Written request: Are you able to quote each entry exactly as written?
** BEGIN **
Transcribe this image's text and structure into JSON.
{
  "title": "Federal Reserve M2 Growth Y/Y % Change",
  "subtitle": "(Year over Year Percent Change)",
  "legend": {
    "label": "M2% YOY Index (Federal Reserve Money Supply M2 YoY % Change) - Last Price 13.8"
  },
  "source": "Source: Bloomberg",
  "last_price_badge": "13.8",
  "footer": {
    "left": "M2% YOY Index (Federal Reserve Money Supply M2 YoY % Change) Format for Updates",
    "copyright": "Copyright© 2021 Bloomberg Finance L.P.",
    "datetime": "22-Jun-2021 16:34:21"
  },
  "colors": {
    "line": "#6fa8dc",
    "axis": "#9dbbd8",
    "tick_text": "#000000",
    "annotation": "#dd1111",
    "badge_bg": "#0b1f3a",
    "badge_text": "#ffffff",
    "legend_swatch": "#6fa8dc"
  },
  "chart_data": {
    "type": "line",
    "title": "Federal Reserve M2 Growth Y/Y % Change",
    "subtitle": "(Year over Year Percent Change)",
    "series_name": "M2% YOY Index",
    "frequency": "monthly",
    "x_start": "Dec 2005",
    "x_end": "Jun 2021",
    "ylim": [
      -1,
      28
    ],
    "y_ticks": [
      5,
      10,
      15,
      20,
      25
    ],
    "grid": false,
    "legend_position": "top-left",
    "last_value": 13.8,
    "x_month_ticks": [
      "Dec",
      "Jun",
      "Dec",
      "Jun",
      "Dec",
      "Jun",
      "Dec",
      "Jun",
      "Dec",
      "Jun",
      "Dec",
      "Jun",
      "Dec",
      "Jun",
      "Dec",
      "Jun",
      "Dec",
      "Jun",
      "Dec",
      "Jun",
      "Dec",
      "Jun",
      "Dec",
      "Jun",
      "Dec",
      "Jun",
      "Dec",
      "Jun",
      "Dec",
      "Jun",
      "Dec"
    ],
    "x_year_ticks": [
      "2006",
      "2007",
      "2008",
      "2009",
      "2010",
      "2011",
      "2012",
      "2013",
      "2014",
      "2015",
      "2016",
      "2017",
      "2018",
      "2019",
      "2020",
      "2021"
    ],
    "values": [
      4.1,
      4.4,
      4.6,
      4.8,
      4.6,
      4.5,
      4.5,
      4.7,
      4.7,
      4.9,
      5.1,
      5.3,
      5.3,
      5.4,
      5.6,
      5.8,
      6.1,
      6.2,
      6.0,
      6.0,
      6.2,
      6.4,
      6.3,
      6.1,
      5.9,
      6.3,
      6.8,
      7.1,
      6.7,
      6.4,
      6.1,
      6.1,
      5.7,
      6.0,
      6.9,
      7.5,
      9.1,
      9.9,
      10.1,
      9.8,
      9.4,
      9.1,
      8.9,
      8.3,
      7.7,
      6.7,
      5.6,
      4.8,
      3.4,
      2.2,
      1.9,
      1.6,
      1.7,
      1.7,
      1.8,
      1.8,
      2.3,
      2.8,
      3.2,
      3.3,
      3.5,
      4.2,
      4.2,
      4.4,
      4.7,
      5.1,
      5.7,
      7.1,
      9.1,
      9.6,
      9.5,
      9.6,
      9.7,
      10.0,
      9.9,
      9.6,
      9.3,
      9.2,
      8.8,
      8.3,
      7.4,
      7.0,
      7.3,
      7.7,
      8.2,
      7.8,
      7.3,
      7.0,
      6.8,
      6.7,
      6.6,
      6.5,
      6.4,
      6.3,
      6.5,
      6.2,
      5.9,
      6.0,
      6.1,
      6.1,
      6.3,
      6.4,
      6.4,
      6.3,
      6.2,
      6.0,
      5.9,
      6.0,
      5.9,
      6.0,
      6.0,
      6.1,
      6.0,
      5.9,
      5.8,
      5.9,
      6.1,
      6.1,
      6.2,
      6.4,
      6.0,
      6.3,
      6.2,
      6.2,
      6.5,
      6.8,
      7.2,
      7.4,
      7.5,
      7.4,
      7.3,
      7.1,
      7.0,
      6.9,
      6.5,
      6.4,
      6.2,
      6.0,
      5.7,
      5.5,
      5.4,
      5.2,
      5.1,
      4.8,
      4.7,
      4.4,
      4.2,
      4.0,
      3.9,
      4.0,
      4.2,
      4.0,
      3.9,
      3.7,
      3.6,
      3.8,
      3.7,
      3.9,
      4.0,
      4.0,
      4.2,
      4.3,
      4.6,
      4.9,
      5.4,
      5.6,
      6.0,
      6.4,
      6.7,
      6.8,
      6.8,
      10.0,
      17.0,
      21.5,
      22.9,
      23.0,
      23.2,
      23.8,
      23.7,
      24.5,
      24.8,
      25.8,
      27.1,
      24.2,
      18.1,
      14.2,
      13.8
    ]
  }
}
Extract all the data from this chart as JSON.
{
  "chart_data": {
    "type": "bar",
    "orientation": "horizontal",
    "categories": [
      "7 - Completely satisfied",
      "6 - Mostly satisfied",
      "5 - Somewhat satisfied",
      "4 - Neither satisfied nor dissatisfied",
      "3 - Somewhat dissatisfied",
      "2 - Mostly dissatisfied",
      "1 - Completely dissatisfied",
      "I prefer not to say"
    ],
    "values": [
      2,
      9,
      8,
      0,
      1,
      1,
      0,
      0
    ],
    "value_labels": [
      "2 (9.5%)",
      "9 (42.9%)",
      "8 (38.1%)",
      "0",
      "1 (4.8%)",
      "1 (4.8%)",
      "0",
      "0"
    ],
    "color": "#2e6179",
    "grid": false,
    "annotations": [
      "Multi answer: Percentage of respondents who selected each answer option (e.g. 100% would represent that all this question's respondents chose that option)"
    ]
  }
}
** END **
Output for this exercise:
Transcribe this image's text and structure into JSON.
{
  "title": "Federal Reserve M2 Growth Y/Y % Change",
  "subtitle": "(Year over Year Percent Change)",
  "legend": {
    "label": "M2% YOY Index (Federal Reserve Money Supply M2 YoY % Change) - Last Price 13.8"
  },
  "source": "Source: Bloomberg",
  "last_price_badge": "13.8",
  "footer": {
    "left": "M2% YOY Index (Federal Reserve Money Supply M2 YoY % Change) Format for Updates",
    "copyright": "Copyright© 2021 Bloomberg Finance L.P.",
    "datetime": "22-Jun-2021 16:34:21"
  },
  "colors": {
    "line": "#6fa8dc",
    "axis": "#9dbbd8",
    "tick_text": "#000000",
    "annotation": "#dd1111",
    "badge_bg": "#0b1f3a",
    "badge_text": "#ffffff",
    "legend_swatch": "#6fa8dc"
  },
  "chart_data": {
    "type": "line",
    "title": "Federal Reserve M2 Growth Y/Y % Change",
    "subtitle": "(Year over Year Percent Change)",
    "series_name": "M2% YOY Index",
    "frequency": "monthly",
    "x_start": "Dec 2005",
    "x_end": "Jun 2021",
    "ylim": [
      -1,
      28
    ],
    "y_ticks": [
      5,
      10,
      15,
      20,
      25
    ],
    "grid": false,
    "legend_position": "top-left",
    "last_value": 13.8,
    "x_month_ticks": [
      "Dec",
      "Jun",
      "Dec",
      "Jun",
      "Dec",
      "Jun",
      "Dec",
      "Jun",
      "Dec",
      "Jun",
      "Dec",
      "Jun",
      "Dec",
      "Jun",
      "Dec",
      "Jun",
      "Dec",
      "Jun",
      "Dec",
      "Jun",
      "Dec",
      "Jun",
      "Dec",
      "Jun",
      "Dec",
      "Jun",
      "Dec",
      "Jun",
      "Dec",
      "Jun",
      "Dec"
    ],
    "x_year_ticks": [
      "2006",
      "2007",
      "2008",
      "2009",
      "2010",
      "2011",
      "2012",
      "2013",
      "2014",
      "2015",
      "2016",
      "2017",
      "2018",
      "2019",
      "2020",
      "2021"
    ],
    "values": [
      4.1,
      4.4,
      4.6,
      4.8,
      4.6,
      4.5,
      4.5,
      4.7,
      4.7,
      4.9,
      5.1,
      5.3,
      5.3,
      5.4,
      5.6,
      5.8,
      6.1,
      6.2,
      6.0,
      6.0,
      6.2,
      6.4,
      6.3,
      6.1,
      5.9,
      6.3,
      6.8,
      7.1,
      6.7,
      6.4,
      6.1,
      6.1,
      5.7,
      6.0,
      6.9,
      7.5,
      9.1,
      9.9,
      10.1,
      9.8,
      9.4,
      9.1,
      8.9,
      8.3,
      7.7,
      6.7,
      5.6,
      4.8,
      3.4,
      2.2,
      1.9,
      1.6,
      1.7,
      1.7,
      1.8,
      1.8,
      2.3,
      2.8,
      3.2,
      3.3,
      3.5,
      4.2,
      4.2,
      4.4,
      4.7,
      5.1,
      5.7,
      7.1,
      9.1,
      9.6,
      9.5,
      9.6,
      9.7,
      10.0,
      9.9,
      9.6,
      9.3,
      9.2,
      8.8,
      8.3,
      7.4,
      7.0,
      7.3,
      7.7,
      8.2,
      7.8,
      7.3,
      7.0,
      6.8,
      6.7,
      6.6,
      6.5,
      6.4,
      6.3,
      6.5,
      6.2,
      5.9,
      6.0,
      6.1,
      6.1,
      6.3,
      6.4,
      6.4,
      6.3,
      6.2,
      6.0,
      5.9,
      6.0,
      5.9,
      6.0,
      6.0,
      6.1,
      6.0,
      5.9,
      5.8,
      5.9,
      6.1,
      6.1,
      6.2,
      6.4,
      6.0,
      6.3,
      6.2,
      6.2,
      6.5,
      6.8,
      7.2,
      7.4,
      7.5,
      7.4,
      7.3,
      7.1,
      7.0,
      6.9,
      6.5,
      6.4,
      6.2,
      6.0,
      5.7,
      5.5,
      5.4,
      5.2,
      5.1,
      4.8,
      4.7,
      4.4,
      4.2,
      4.0,
      3.9,
      4.0,
      4.2,
      4.0,
      3.9,
      3.7,
      3.6,
      3.8,
      3.7,
      3.9,
      4.0,
      4.0,
      4.2,
      4.3,
      4.6,
      4.9,
      5.4,
      5.6,
      6.0,
      6.4,
      6.7,
      6.8,
      6.8,
      10.0,
      17.0,
      21.5,
      22.9,
      23.0,
      23.2,
      23.8,
      23.7,
      24.5,
      24.8,
      25.8,
      27.1,
      24.2,
      18.1,
      14.2,
      13.8
    ]
  }
}
Extract all the data from this chart as JSON.
{
  "chart_data": {
    "type": "bar",
    "orientation": "horizontal",
    "categories": [
      "7 - Completely satisfied",
      "6 - Mostly satisfied",
      "5 - Somewhat satisfied",
      "4 - Neither satisfied nor dissatisfied",
      "3 - Somewhat dissatisfied",
      "2 - Mostly dissatisfied",
      "1 - Completely dissatisfied",
      "I prefer not to say"
    ],
    "values": [
      2,
      9,
      8,
      0,
      1,
      1,
      0,
      0
    ],
    "value_labels": [
      "2 (9.5%)",
      "9 (42.9%)",
      "8 (38.1%)",
      "0",
      "1 (4.8%)",
      "1 (4.8%)",
      "0",
      "0"
    ],
    "color": "#2e6179",
    "grid": false,
    "annotations": [
      "Multi answer: Percentage of respondents who selected each answer option (e.g. 100% would represent that all this question's respondents chose that option)"
    ]
  }
}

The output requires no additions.